— Start of ENTRIES —

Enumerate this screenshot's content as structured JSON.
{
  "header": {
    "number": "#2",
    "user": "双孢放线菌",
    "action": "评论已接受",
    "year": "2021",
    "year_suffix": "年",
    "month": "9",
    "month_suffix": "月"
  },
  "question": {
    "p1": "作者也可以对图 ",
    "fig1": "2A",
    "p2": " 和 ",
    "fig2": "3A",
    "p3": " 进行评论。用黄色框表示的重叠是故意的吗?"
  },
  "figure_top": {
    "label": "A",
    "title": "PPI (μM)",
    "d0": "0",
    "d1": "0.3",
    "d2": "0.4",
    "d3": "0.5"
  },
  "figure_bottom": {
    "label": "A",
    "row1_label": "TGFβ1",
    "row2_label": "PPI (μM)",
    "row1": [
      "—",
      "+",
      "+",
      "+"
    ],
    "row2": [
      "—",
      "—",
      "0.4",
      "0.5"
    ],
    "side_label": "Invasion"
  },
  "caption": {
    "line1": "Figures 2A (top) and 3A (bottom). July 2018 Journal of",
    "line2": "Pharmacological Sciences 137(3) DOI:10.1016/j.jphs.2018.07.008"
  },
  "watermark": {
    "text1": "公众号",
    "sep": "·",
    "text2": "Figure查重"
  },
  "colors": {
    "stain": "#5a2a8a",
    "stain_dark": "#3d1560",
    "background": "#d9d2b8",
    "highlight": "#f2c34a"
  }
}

— End of ENTRIES —

GIVEN PROBLEM: Produce an exact copy of all the records.

THE RESULT:
Enumerate this screenshot's content as structured JSON.
{
  "header": {
    "number": "#2",
    "user": "双孢放线菌",
    "action": "评论已接受",
    "year": "2021",
    "year_suffix": "年",
    "month": "9",
    "month_suffix": "月"
  },
  "question": {
    "p1": "作者也可以对图 ",
    "fig1": "2A",
    "p2": " 和 ",
    "fig2": "3A",
    "p3": " 进行评论。用黄色框表示的重叠是故意的吗?"
  },
  "figure_top": {
    "label": "A",
    "title": "PPI (μM)",
    "d0": "0",
    "d1": "0.3",
    "d2": "0.4",
    "d3": "0.5"
  },
  "figure_bottom": {
    "label": "A",
    "row1_label": "TGFβ1",
    "row2_label": "PPI (μM)",
    "row1": [
      "—",
      "+",
      "+",
      "+"
    ],
    "row2": [
      "—",
      "—",
      "0.4",
      "0.5"
    ],
    "side_label": "Invasion"
  },
  "caption": {
    "line1": "Figures 2A (top) and 3A (bottom). July 2018 Journal of",
    "line2": "Pharmacological Sciences 137(3) DOI:10.1016/j.jphs.2018.07.008"
  },
  "watermark": {
    "text1": "公众号",
    "sep": "·",
    "text2": "Figure查重"
  },
  "colors": {
    "stain": "#5a2a8a",
    "stain_dark": "#3d1560",
    "background": "#d9d2b8",
    "highlight": "#f2c34a"
  }
}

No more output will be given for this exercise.